**Task:**
Answer with one number: the count of lines in this material that hold the word "Urzędu".
-- BEGIN Records to use --
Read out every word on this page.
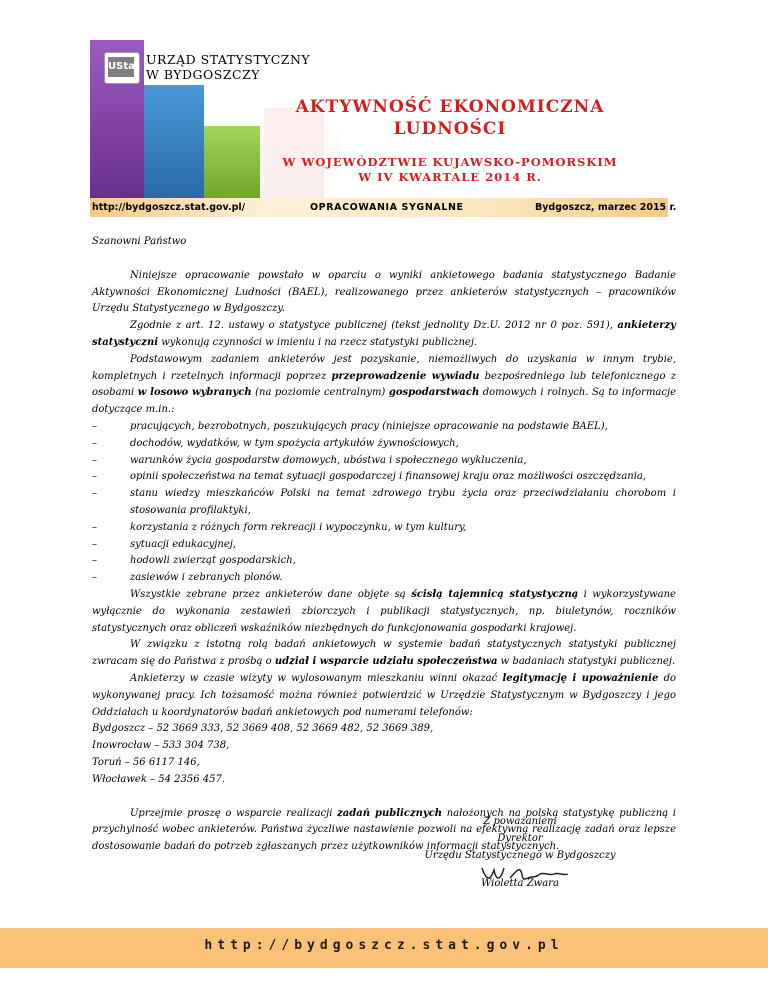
UStat URZĄD STATYSTYCZNY
W BYDGOSZCZY
AKTYWNOŚĆ EKONOMICZNA
LUDNOŚCI
W WOJEWÓDZTWIE KUJAWSKO-POMORSKIM
W IV KWARTALE 2014 R.
http://bydgoszcz.stat.gov.pl/	OPRACOWANIA SYGNALNE	Bydgoszcz, marzec 2015 r.

Szanowni Państwo

Niniejsze opracowanie powstało w oparciu o wyniki ankietowego badania statystycznego Badanie Aktywności Ekonomicznej Ludności (BAEL), realizowanego przez ankieterów statystycznych – pracowników Urzędu Statystycznego w Bydgoszczy.

Zgodnie z art. 12. ustawy o statystyce publicznej (tekst jednolity Dz.U. 2012 nr 0 poz. 591), ankieterzy statystyczni wykonują czynności w imieniu i na rzecz statystyki publicznej.

Podstawowym zadaniem ankieterów jest pozyskanie, niemożliwych do uzyskania w innym trybie, kompletnych i rzetelnych informacji poprzez przeprowadzenie wywiadu bezpośredniego lub telefonicznego z osobami w losowo wybranych (na poziomie centralnym) gospodarstwach domowych i rolnych. Są to informacje dotyczące m.in.:

–	pracujących, bezrobotnych, poszukujących pracy (niniejsze opracowanie na podstawie BAEL),
–	dochodów, wydatków, w tym spożycia artykułów żywnościowych,
–	warunków życia gospodarstw domowych, ubóstwa i społecznego wykluczenia,
–	opinii społeczeństwa na temat sytuacji gospodarczej i finansowej kraju oraz możliwości oszczędzania,
–	stanu wiedzy mieszkańców Polski na temat zdrowego trybu życia oraz przeciwdziałaniu chorobom i stosowania profilaktyki,
–	korzystania z różnych form rekreacji i wypoczynku, w tym kultury,
–	sytuacji edukacyjnej,
–	hodowli zwierząt gospodarskich,
–	zasiewów i zebranych plonów.

Wszystkie zebrane przez ankieterów dane objęte są ścisłą tajemnicą statystyczną i wykorzystywane wyłącznie do wykonania zestawień zbiorczych i publikacji statystycznych, np. biuletynów, roczników statystycznych oraz obliczeń wskaźników niezbędnych do funkcjonowania gospodarki krajowej.

W związku z istotną rolą badań ankietowych w systemie badań statystycznych statystyki publicznej zwracam się do Państwa z prośbą o udział i wsparcie udziału społeczeństwa w badaniach statystyki publicznej.

Ankieterzy w czasie wizyty w wylosowanym mieszkaniu winni okazać legitymację i upoważnienie do wykonywanej pracy. Ich tożsamość można również potwierdzić w Urzędzie Statystycznym w Bydgoszczy i jego Oddziałach u koordynatorów badań ankietowych pod numerami telefonów:

Bydgoszcz – 52 3669 333, 52 3669 408, 52 3669 482, 52 3669 389,

Inowrocław – 533 304 738,

Toruń – 56 6117 146,

Włocławek – 54 2356 457.

Uprzejmie proszę o wsparcie realizacji zadań publicznych nałożonych na polską statystykę publiczną i przychylność wobec ankieterów. Państwa życzliwe nastawienie pozwoli na efektywną realizację zadań oraz lepsze dostosowanie badań do potrzeb zgłaszanych przez użytkowników informacji statystycznych.

Z poważaniem
Dyrektor
Urzędu Statystycznego w Bydgoszczy
Wioletta Żwara
http://bydgoszcz.stat.gov.pl
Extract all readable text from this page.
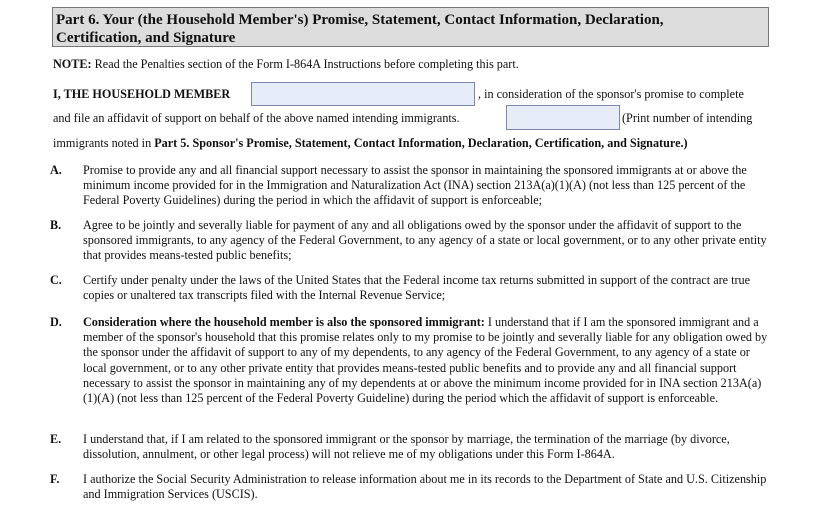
Part 6. Your (the Household Member's) Promise, Statement, Contact Information, Declaration,
Certification, and Signature
NOTE: Read the Penalties section of the Form I-864A Instructions before completing this part.
I, THE HOUSEHOLD MEMBER	, in consideration of the sponsor's promise to complete
and file an affidavit of support on behalf of the above named intending immigrants.	(Print number of intending
immigrants noted in Part 5. Sponsor's Promise, Statement, Contact Information, Declaration, Certification, and Signature.)
A. Promise to provide any and all financial support necessary to assist the sponsor in maintaining the sponsored immigrants at or above the minimum income provided for in the Immigration and Naturalization Act (INA) section 213A(a)(1)(A) (not less than 125 percent of the Federal Poverty Guidelines) during the period in which the affidavit of support is enforceable;
B. Agree to be jointly and severally liable for payment of any and all obligations owed by the sponsor under the affidavit of support to the sponsored immigrants, to any agency of the Federal Government, to any agency of a state or local government, or to any other private entity that provides means-tested public benefits;
C. Certify under penalty under the laws of the United States that the Federal income tax returns submitted in support of the contract are true copies or unaltered tax transcripts filed with the Internal Revenue Service;
D. Consideration where the household member is also the sponsored immigrant: I understand that if I am the sponsored immigrant and a member of the sponsor's household that this promise relates only to my promise to be jointly and severally liable for any obligation owed by the sponsor under the affidavit of support to any of my dependents, to any agency of the Federal Government, to any agency of a state or local government, or to any other private entity that provides means-tested public benefits and to provide any and all financial support necessary to assist the sponsor in maintaining any of my dependents at or above the minimum income provided for in INA section 213A(a)(1)(A) (not less than 125 percent of the Federal Poverty Guideline) during the period which the affidavit of support is enforceable.
E. I understand that, if I am related to the sponsored immigrant or the sponsor by marriage, the termination of the marriage (by divorce, dissolution, annulment, or other legal process) will not relieve me of my obligations under this Form I-864A.
F. I authorize the Social Security Administration to release information about me in its records to the Department of State and U.S. Citizenship and Immigration Services (USCIS).
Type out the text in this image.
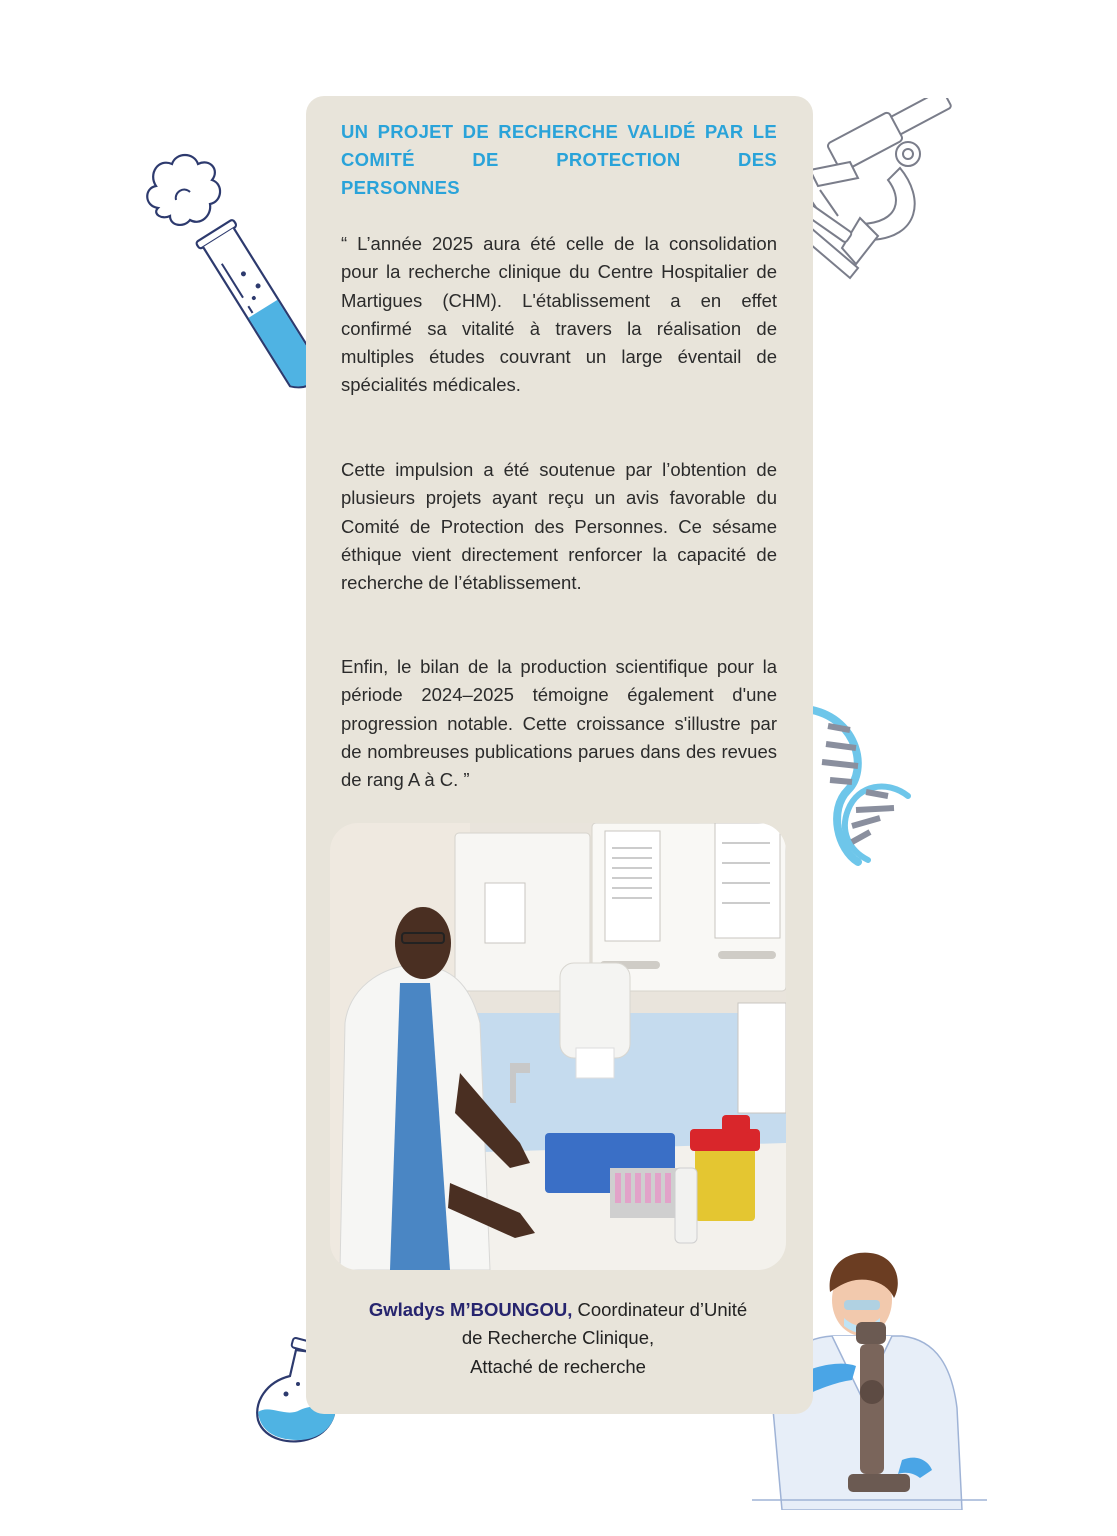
UN PROJET DE RECHERCHE VALIDÉ PAR LE COMITÉ DE PROTECTION DES
PERSONNES

“ L’année 2025 aura été celle de la consolidation pour la recherche clinique du Centre Hospitalier de Martigues (CHM). L'établissement a en effet confirmé sa vitalité à travers la réalisation de multiples études couvrant un large éventail de spécialités médicales.

Cette impulsion a été soutenue par l’obtention de plusieurs projets ayant reçu un avis favorable du Comité de Protection des Personnes. Ce sésame éthique vient directement renforcer la capacité de recherche de l’établissement.

Enfin, le bilan de la production scientifique pour la période 2024–2025 témoigne également d'une progression notable. Cette croissance s'illustre par de nombreuses publications parues dans des revues de rang A à C. ”

Gwladys M’BOUNGOU, Coordinateur d’Unité
de Recherche Clinique,
Attaché de recherche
-- END Records to use --
**Result of the exercise:**
2